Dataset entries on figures
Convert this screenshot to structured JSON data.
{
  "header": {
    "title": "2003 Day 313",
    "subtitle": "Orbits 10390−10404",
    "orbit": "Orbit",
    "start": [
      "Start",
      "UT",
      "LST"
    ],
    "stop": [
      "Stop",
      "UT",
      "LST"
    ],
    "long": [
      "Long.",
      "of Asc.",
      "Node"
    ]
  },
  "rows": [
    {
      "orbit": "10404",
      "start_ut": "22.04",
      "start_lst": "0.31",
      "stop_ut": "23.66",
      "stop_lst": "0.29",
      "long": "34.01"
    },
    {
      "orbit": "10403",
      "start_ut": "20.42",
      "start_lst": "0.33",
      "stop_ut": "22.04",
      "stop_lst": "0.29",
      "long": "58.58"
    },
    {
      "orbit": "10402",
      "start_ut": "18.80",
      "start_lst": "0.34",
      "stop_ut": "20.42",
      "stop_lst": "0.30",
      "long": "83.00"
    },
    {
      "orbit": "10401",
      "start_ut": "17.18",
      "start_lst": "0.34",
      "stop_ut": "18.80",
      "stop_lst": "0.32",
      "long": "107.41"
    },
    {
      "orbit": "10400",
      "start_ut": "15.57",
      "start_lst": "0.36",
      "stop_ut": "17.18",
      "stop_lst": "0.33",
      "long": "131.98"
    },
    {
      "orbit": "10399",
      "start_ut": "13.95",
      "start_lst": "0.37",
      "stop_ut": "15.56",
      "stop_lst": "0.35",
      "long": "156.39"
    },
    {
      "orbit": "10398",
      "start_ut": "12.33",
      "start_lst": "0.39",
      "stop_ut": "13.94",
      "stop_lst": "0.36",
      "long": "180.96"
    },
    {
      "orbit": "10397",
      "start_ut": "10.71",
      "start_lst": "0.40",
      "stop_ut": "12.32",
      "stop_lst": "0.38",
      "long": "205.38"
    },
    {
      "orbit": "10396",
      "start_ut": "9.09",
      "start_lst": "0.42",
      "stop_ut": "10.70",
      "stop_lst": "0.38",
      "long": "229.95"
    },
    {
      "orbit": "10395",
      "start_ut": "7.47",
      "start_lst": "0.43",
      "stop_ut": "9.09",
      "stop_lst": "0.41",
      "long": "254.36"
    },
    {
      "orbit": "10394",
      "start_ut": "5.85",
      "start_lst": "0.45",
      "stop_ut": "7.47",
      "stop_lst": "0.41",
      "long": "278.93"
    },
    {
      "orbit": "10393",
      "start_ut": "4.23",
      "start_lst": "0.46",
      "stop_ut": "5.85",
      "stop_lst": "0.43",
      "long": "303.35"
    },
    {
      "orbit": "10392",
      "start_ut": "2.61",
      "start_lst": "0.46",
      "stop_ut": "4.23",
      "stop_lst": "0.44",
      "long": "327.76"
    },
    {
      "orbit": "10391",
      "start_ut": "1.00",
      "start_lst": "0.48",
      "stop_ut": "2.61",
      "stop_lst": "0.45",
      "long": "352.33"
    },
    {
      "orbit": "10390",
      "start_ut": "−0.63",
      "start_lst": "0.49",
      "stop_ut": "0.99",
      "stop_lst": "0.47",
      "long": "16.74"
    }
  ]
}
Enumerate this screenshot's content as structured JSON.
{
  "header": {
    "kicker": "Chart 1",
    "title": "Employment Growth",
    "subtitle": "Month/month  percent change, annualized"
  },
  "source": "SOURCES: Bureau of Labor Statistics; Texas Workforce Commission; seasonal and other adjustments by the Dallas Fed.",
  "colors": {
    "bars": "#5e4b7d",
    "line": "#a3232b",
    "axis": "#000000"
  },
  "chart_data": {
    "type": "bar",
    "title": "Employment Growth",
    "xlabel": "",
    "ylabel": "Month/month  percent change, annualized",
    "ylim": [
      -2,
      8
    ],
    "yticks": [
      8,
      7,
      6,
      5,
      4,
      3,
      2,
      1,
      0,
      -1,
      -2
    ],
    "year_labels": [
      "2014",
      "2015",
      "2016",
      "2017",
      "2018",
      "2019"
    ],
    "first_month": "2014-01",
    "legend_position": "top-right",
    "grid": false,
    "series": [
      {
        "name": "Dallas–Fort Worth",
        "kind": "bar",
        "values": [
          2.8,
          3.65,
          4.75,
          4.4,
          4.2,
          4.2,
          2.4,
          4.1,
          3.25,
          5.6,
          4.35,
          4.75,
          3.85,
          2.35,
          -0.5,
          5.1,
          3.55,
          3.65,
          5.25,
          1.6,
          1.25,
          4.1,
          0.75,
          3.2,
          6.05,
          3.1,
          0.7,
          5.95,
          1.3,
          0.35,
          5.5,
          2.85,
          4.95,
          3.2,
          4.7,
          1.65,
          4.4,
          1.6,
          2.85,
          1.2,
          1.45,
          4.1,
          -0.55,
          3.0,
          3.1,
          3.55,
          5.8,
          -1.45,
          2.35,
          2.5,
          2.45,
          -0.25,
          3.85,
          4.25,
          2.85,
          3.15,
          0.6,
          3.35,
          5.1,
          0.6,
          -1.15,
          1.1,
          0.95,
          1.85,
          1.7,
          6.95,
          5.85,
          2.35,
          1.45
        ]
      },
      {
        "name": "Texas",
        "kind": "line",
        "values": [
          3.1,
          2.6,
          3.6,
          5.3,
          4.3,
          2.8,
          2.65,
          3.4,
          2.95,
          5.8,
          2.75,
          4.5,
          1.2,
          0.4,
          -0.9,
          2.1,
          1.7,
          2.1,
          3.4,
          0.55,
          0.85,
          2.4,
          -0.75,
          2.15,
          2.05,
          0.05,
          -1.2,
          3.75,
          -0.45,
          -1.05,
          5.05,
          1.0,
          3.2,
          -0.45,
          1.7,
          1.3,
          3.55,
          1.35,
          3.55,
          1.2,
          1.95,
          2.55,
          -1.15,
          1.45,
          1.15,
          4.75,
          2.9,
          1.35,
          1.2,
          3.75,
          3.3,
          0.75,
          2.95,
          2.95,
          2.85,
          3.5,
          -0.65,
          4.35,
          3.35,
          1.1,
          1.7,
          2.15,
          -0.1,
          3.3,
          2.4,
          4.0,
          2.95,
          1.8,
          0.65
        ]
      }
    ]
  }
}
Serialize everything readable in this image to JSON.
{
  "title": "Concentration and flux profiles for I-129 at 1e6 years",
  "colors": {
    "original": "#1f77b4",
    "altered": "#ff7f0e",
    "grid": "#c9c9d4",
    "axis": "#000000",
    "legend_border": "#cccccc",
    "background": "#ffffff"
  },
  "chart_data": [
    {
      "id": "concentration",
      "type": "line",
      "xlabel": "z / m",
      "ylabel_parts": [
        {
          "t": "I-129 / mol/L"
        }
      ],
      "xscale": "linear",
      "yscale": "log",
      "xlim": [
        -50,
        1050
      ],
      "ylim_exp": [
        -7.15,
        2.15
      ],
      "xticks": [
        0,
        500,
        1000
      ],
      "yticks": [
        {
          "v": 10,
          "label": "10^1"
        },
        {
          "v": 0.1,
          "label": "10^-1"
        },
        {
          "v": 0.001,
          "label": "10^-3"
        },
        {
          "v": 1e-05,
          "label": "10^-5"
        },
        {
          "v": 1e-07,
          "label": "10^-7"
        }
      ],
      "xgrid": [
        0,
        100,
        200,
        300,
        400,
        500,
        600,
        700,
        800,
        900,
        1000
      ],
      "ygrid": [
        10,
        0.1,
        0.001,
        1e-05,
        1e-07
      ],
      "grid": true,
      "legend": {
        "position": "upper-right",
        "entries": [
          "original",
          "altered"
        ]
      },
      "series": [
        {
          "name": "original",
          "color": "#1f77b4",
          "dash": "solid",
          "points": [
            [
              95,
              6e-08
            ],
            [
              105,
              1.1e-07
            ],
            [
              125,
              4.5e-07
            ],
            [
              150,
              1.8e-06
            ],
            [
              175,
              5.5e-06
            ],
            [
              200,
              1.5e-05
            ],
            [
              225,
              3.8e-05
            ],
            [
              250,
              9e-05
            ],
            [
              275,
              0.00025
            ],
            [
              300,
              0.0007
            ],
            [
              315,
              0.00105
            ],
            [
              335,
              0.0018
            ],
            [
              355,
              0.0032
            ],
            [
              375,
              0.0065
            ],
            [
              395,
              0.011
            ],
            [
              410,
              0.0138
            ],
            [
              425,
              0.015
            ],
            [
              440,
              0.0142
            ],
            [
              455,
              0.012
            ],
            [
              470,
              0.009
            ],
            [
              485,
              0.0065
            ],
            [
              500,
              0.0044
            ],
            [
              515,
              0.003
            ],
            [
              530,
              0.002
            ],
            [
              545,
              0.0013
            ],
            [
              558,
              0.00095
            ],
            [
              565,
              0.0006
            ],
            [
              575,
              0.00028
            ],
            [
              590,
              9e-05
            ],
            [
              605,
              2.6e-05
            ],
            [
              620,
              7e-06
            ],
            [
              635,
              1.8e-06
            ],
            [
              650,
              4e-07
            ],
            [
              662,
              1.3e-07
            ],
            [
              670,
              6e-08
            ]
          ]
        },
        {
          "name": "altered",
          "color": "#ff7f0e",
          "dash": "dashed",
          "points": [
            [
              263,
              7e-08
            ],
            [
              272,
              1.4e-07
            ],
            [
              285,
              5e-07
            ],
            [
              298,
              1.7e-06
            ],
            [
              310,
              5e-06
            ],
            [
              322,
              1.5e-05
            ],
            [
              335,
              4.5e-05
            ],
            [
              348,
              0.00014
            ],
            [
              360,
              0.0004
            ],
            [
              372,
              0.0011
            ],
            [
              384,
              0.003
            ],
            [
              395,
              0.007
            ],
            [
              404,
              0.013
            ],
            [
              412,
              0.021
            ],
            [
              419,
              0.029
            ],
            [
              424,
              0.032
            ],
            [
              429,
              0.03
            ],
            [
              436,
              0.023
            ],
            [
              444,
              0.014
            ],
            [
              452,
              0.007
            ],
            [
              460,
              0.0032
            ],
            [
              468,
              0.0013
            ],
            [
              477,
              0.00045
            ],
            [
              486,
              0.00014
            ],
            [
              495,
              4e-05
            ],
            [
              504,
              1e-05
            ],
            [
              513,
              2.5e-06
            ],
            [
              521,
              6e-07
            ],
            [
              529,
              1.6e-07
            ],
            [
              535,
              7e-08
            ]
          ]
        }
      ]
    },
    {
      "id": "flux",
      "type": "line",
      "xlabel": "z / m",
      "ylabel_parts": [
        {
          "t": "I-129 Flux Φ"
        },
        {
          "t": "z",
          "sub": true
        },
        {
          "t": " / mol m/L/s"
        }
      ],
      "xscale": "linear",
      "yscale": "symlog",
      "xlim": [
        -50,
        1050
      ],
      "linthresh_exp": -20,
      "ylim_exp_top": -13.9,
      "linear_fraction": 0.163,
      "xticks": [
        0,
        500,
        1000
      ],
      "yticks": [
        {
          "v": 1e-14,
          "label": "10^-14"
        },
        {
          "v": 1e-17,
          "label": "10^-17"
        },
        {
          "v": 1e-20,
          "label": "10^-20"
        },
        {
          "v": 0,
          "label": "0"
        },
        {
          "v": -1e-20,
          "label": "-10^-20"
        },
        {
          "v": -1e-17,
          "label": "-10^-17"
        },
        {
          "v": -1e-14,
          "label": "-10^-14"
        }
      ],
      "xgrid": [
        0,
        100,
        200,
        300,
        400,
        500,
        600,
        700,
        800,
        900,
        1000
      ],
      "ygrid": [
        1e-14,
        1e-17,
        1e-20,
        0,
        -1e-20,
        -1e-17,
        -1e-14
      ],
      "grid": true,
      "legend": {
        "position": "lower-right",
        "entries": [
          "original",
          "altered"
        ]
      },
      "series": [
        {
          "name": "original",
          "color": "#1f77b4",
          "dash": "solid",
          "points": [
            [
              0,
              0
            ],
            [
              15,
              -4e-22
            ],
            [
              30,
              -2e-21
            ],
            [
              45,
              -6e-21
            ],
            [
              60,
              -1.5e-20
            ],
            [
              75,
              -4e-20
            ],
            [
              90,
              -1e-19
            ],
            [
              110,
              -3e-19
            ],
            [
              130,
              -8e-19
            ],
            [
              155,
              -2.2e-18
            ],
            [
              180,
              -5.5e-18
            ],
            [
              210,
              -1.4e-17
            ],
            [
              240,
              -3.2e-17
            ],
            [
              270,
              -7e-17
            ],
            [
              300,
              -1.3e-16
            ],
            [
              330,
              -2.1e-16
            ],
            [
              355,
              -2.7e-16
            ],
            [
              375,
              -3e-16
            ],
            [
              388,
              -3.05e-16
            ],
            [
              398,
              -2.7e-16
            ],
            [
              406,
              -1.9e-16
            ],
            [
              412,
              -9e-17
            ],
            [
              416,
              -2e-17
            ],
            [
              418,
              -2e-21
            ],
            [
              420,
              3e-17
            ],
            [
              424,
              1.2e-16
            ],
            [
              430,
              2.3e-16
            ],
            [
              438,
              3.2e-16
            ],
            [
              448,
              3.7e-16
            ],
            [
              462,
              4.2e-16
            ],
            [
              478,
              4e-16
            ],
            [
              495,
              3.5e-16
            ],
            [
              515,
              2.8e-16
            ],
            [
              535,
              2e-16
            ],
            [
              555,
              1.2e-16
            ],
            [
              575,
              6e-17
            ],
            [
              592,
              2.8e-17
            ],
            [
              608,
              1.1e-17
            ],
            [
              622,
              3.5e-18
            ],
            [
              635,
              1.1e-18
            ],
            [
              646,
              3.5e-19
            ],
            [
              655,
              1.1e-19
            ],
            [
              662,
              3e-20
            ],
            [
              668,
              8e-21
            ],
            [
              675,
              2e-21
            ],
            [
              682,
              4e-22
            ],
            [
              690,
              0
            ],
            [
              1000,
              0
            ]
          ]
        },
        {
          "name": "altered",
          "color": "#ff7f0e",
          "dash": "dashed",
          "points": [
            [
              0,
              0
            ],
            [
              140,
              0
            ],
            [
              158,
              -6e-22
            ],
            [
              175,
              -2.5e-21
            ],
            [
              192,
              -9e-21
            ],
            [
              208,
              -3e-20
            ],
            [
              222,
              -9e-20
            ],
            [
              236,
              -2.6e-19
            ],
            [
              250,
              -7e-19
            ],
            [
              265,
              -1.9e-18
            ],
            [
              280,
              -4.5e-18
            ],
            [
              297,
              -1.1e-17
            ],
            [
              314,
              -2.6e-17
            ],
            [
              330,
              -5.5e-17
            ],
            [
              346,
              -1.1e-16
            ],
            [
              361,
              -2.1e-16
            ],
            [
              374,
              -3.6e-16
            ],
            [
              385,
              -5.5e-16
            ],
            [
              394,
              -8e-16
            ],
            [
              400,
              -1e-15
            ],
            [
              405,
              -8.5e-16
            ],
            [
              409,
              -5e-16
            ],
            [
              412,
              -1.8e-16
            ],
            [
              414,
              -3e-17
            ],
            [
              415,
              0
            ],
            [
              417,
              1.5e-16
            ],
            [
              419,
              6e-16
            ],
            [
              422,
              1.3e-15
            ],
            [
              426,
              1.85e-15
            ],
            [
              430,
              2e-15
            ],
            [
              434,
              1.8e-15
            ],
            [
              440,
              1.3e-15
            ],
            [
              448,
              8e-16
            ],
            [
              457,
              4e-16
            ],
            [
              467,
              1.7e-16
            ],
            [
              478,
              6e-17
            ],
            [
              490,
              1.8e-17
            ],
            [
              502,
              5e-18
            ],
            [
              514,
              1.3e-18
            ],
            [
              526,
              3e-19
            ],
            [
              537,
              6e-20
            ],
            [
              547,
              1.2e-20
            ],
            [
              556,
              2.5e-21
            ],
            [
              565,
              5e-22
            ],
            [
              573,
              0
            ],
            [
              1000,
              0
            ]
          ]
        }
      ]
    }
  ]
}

■ **SHORT TASK**:
Find and count the lines of the data that include the string "JSON", and report that figure by itself.

■ **TASK OUTPUT**:
3